# Jobs
**1.** In the review of Brace Brace, retype the text between "Ray and Sylvia’s story" and "honeymoon they imagined.", inclusive.
**2.** Condense the paragraph of the Brace Brace review that opens with "Brace Brace, written by Oli Forsyth" into a shorter version that keeps its main facts.

— begin Given passage —

Ray and Sylvia’s story began like so many love stories do: eyes meeting across a crowded room. Romance followed. Then marriage. Then a honeymoon flight, with a whole future waiting for them on the other side of landing. But they never get the honeymoon they imagined.

Brace Brace, written by Oli Forsyth and produced by PIP Theatre, is the kind of play that grips you by the shoulders and pulls you into a visceral journey. It is oddly funny, properly frightening, and painfully human. Told through Ray and Sylvia’s own voices, the production seats the audience close around the action on three sides. It does not let us sit back as distant witnesses. Instead, it pulls us into the fractured memory of the event. We are there with them, trapped in the noise, confusion, and terror of the plane cabin. In a single moment, a wild-eyed male passenger storms towards the cockpit and suddenly, the plane is plummeting towards the ocean. Sylvia, unbelted and thrown towards the front of the aircraft, makes a choice to act. Or perhaps her body makes the choice before her mind has time to catch up. In doing the unthinkable, she saves everyone on board.

— end Given passage —
— begin Recorded information —

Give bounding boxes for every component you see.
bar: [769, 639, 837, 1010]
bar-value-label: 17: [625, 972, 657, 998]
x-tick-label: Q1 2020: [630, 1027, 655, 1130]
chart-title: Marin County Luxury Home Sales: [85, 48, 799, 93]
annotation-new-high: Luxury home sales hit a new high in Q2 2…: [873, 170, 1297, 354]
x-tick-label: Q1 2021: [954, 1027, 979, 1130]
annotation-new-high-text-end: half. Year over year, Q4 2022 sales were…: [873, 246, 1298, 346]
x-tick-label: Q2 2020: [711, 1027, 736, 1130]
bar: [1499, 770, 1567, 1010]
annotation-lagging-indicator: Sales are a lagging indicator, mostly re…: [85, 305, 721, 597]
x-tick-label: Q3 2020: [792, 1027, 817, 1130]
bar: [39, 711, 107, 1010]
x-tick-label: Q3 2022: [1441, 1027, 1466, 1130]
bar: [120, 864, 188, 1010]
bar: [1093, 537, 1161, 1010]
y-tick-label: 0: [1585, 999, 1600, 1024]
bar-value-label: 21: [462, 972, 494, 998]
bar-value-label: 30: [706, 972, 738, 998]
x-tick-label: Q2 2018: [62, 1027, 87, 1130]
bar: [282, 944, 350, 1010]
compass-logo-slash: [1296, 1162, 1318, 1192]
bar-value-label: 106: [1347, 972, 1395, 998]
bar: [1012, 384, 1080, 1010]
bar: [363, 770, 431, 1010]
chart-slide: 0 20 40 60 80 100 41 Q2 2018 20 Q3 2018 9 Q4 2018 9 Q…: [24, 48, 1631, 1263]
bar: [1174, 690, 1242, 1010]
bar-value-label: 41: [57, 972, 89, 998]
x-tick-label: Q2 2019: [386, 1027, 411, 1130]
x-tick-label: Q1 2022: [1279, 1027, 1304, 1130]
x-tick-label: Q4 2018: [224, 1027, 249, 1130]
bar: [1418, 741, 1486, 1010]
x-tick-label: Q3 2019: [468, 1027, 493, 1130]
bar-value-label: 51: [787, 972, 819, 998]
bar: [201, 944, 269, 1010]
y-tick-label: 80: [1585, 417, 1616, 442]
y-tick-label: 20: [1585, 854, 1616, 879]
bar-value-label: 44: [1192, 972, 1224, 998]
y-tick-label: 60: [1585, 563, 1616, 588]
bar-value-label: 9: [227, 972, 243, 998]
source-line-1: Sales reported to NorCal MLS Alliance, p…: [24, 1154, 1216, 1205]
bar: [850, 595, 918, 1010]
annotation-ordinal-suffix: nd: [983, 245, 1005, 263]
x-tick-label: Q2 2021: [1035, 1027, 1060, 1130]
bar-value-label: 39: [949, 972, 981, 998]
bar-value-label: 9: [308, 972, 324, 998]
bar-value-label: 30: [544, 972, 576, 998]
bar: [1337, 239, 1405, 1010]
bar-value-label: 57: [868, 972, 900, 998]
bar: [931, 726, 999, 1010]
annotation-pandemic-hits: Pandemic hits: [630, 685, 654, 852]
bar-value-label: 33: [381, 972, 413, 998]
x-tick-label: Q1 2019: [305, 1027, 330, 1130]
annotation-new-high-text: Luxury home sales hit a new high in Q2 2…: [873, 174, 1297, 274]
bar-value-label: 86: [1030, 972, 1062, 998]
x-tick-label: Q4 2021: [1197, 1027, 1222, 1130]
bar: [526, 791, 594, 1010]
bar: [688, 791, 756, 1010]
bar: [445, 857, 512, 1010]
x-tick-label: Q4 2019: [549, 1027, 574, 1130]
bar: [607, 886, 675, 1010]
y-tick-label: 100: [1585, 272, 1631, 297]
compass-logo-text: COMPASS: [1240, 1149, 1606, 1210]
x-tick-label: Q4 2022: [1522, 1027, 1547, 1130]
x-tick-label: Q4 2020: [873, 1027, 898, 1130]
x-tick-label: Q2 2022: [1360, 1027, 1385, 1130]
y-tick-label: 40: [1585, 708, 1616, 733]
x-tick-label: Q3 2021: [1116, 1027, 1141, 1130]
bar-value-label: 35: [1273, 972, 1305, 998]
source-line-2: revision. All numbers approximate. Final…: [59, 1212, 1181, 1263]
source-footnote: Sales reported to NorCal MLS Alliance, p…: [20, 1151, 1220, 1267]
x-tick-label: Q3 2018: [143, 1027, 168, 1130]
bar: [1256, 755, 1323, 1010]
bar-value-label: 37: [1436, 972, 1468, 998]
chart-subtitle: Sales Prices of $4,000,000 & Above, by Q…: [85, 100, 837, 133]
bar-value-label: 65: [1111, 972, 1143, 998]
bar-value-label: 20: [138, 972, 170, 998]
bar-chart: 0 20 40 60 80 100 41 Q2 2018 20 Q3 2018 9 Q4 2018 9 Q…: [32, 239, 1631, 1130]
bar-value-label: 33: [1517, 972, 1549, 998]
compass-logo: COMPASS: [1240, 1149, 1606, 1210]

— end Recorded information —

# The solutions
**1.**
Ray and Sylvia’s story began like so many love stories do: eyes meeting across a crowded room. Romance followed. Then marriage. Then a honeymoon flight, with a whole future waiting for them on the other side of landing. But they never get the honeymoon they imagined.

**2.** Brace Brace, written by Oli Forsyth and produced by PIP Theatre, is a gripping play that is oddly funny, properly frightening and painfully human. Told in Ray and Sylvia's own voices, it seats the audience close around the action on three sides. This pulls viewers into the fractured memory of the event inside the plane cabin. When a wild-eyed male passenger storms toward the cockpit, the plane plummets toward the ocean. Sylvia, unbelted and thrown forward, acts, perhaps before her mind catches up, and saves everyone on board.